[Extracted data entries]
"""
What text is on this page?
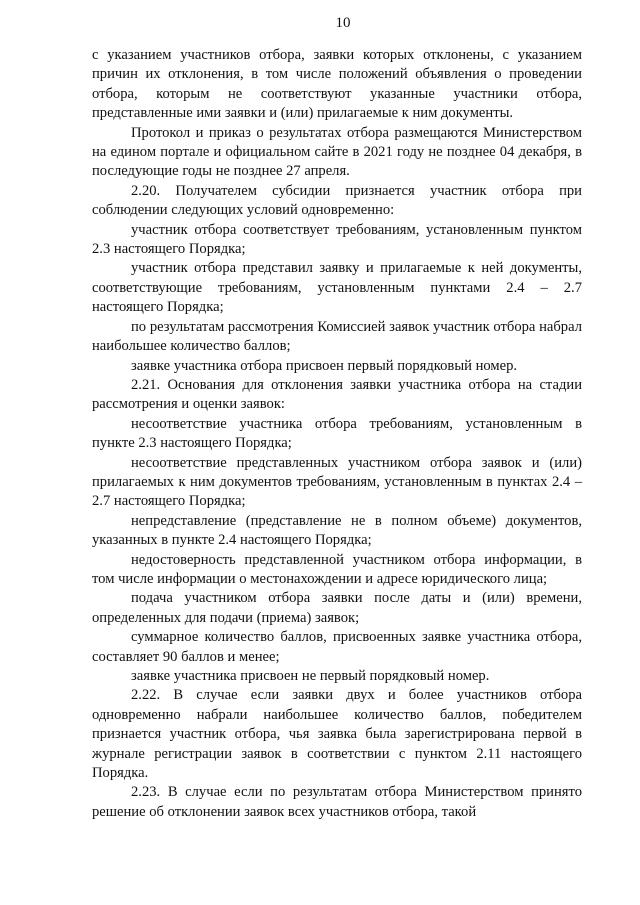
10

с указанием участников отбора, заявки которых отклонены, с указанием причин их отклонения, в том числе положений объявления о проведении отбора, которым не соответствуют указанные участники отбора, представленные ими заявки и (или) прилагаемые к ним документы.

Протокол и приказ о результатах отбора размещаются Министерством на едином портале и официальном сайте в 2021 году не позднее 04 декабря, в последующие годы не позднее 27 апреля.

2.20. Получателем субсидии признается участник отбора при соблюдении следующих условий одновременно:

участник отбора соответствует требованиям, установленным пунктом 2.3 настоящего Порядка;

участник отбора представил заявку и прилагаемые к ней документы, соответствующие требованиям, установленным пунктами 2.4 – 2.7 настоящего Порядка;

по результатам рассмотрения Комиссией заявок участник отбора набрал наибольшее количество баллов;

заявке участника отбора присвоен первый порядковый номер.

2.21. Основания для отклонения заявки участника отбора на стадии рассмотрения и оценки заявок:

несоответствие участника отбора требованиям, установленным в пункте 2.3 настоящего Порядка;

несоответствие представленных участником отбора заявок и (или) прилагаемых к ним документов требованиям, установленным в пунктах 2.4 – 2.7 настоящего Порядка;

непредставление (представление не в полном объеме) документов, указанных в пункте 2.4 настоящего Порядка;

недостоверность представленной участником отбора информации, в том числе информации о местонахождении и адресе юридического лица;

подача участником отбора заявки после даты и (или) времени, определенных для подачи (приема) заявок;

суммарное количество баллов, присвоенных заявке участника отбора, составляет 90 баллов и менее;

заявке участника присвоен не первый порядковый номер.

2.22. В случае если заявки двух и более участников отбора одновременно набрали наибольшее количество баллов, победителем признается участник отбора, чья заявка была зарегистрирована первой в журнале регистрации заявок в соответствии с пунктом 2.11 настоящего Порядка.

2.23. В случае если по результатам отбора Министерством принято решение об отклонении заявок всех участников отбора, такой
"""
* Challenge
From the data above, copy each line where the string "участника" appears.

* Final result
заявке участника отбора присвоен первый порядковый номер.
2.21. Основания для отклонения заявки участника отбора на стадии рассмотрения и оценки заявок:
несоответствие участника отбора требованиям, установленным в пункте 2.3 настоящего Порядка;
суммарное количество баллов, присвоенных заявке участника отбора, составляет 90 баллов и менее;
заявке участника присвоен не первый порядковый номер.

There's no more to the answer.